→ TEXT PROVIDED:
BEGIN

Prague, March 9 (CTK) – The Czech police launched another training focused on migration introducing random checks and a registration point for refugees at the Polish border this afternoon, foreigner police spokeswoman Katerina Rendlova told CTK on Thursday.
A total of 290 Czech and Polish police, soldiers, customs officers and health care workers participate in the exercise that will end on Friday, Rendlova added.
The police do not expect the exercise to restrict traffic substantially.
The exercise started on the basis of the government’s fictitious decision at 14:00. It covers 795 kilometres of the Czech-Polish border, 13 former border crossings and four green border sections.
The aim of the exercise is to test how long the police need to get to the points of destination and how quickly they are able to build background facilities for checks, First Deputy Police President Martin Vondrasek said.
“We should also train our ability to coordinate the forces of the three security corps and check whether communication works sufficiently at the state border,” Vondrasek added.

END

→ ASSIGNED TASK 1:
Answer these questions from the report on the Czech police border exercise:
(a) How many police, soldiers, customs officers and health care workers take part in the exercise?
(b) At what time did the exercise start?
(c) How many former border crossings does it cover?
→ ASSIGNED TASK 2:
Retype everything in the report on the Czech police border exercise from "Prague, March 9" down to "restrict traffic substantially.".

→ EXTRACTED DATA:
BEGIN

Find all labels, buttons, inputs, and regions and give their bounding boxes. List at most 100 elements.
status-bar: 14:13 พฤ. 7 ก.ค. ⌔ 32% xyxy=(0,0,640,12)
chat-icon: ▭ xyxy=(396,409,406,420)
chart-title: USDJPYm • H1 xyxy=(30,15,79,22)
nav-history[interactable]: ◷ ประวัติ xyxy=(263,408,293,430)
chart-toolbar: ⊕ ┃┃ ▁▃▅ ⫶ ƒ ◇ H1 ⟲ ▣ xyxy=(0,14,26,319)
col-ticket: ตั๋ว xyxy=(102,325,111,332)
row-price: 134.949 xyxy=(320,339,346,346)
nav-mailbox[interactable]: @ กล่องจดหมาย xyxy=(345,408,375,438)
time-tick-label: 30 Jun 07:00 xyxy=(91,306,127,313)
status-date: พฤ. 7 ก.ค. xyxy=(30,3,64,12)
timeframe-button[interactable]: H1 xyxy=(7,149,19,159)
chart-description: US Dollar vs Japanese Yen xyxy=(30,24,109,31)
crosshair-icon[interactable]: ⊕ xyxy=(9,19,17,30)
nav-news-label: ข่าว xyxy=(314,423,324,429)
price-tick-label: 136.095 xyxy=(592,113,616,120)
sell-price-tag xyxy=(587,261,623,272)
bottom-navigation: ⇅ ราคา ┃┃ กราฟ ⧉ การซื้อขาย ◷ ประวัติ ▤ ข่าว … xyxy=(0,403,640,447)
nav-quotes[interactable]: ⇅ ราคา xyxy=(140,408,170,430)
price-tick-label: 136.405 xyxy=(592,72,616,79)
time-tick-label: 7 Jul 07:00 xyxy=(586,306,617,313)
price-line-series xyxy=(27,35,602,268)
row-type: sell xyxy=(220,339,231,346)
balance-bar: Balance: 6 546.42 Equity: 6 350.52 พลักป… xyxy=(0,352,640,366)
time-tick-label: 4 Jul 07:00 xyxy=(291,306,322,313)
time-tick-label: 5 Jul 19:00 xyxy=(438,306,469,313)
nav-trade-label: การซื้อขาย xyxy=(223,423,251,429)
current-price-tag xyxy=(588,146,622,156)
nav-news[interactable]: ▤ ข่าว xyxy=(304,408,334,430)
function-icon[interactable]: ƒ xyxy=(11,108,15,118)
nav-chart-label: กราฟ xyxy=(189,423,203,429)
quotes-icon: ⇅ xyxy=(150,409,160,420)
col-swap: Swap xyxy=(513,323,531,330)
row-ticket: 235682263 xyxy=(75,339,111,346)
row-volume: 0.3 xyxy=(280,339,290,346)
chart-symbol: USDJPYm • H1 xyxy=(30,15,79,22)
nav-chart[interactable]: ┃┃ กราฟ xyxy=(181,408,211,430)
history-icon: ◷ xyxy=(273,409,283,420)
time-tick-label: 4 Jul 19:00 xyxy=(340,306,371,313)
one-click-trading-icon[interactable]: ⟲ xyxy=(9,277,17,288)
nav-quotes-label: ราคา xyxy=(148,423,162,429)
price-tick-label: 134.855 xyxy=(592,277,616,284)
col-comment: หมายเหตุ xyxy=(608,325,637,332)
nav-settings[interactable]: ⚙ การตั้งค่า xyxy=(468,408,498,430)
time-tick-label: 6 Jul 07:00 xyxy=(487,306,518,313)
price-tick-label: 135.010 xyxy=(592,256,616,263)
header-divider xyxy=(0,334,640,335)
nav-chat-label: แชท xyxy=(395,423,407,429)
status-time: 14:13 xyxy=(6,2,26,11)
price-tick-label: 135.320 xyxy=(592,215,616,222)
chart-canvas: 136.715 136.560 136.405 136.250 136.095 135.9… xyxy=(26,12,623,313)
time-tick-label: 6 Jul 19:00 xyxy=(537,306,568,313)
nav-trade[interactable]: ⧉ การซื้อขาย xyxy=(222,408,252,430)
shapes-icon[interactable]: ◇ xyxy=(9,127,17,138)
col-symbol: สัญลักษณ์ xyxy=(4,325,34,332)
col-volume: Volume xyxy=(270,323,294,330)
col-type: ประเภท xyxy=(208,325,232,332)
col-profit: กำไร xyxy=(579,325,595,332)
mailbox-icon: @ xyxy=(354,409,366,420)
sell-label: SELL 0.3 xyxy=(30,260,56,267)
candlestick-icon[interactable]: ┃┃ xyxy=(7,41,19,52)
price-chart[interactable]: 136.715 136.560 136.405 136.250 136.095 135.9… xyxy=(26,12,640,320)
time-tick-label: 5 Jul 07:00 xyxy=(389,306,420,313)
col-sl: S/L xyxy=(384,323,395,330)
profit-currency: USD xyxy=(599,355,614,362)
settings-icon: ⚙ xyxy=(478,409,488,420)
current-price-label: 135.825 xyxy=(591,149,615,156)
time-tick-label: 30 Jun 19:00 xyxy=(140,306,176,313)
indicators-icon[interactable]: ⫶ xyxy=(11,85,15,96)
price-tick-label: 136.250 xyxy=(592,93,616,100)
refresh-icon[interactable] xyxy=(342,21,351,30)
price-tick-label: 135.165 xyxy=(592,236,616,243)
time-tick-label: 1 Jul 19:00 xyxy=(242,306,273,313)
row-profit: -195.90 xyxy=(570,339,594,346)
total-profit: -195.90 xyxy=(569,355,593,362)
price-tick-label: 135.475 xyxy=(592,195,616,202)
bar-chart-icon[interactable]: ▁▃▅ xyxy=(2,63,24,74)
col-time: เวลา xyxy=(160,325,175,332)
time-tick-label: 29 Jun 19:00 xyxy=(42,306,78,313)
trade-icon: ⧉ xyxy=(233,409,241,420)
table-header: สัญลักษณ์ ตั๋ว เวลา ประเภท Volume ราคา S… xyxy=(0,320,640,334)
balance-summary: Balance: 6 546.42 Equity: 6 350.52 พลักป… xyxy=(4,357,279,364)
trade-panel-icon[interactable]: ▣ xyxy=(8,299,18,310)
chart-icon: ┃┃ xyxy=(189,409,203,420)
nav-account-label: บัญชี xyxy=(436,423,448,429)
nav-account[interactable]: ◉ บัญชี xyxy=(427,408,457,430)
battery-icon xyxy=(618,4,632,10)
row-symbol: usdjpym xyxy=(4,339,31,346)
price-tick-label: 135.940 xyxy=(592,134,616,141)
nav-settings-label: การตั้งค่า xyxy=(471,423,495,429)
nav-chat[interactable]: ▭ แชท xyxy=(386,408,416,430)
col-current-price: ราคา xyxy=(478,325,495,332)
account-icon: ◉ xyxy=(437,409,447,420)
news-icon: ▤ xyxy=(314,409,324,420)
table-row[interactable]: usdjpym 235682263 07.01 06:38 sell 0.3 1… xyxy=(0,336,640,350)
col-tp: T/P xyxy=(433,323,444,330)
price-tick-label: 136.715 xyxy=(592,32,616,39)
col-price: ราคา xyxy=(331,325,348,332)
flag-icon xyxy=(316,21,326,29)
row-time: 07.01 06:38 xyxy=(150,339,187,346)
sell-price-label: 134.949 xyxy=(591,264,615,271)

END

→ PROBLEM SOLUTION 1:
(a) 290
(b) 14:00
(c) 13

→ PROBLEM SOLUTION 2:
Prague, March 9 (CTK) – The Czech police launched another training focused on migration introducing random checks and a registration point for refugees at the Polish border this afternoon, foreigner police spokeswoman Katerina Rendlova told CTK on Thursday.
A total of 290 Czech and Polish police, soldiers, customs officers and health care workers participate in the exercise that will end on Friday, Rendlova added.
The police do not expect the exercise to restrict traffic substantially.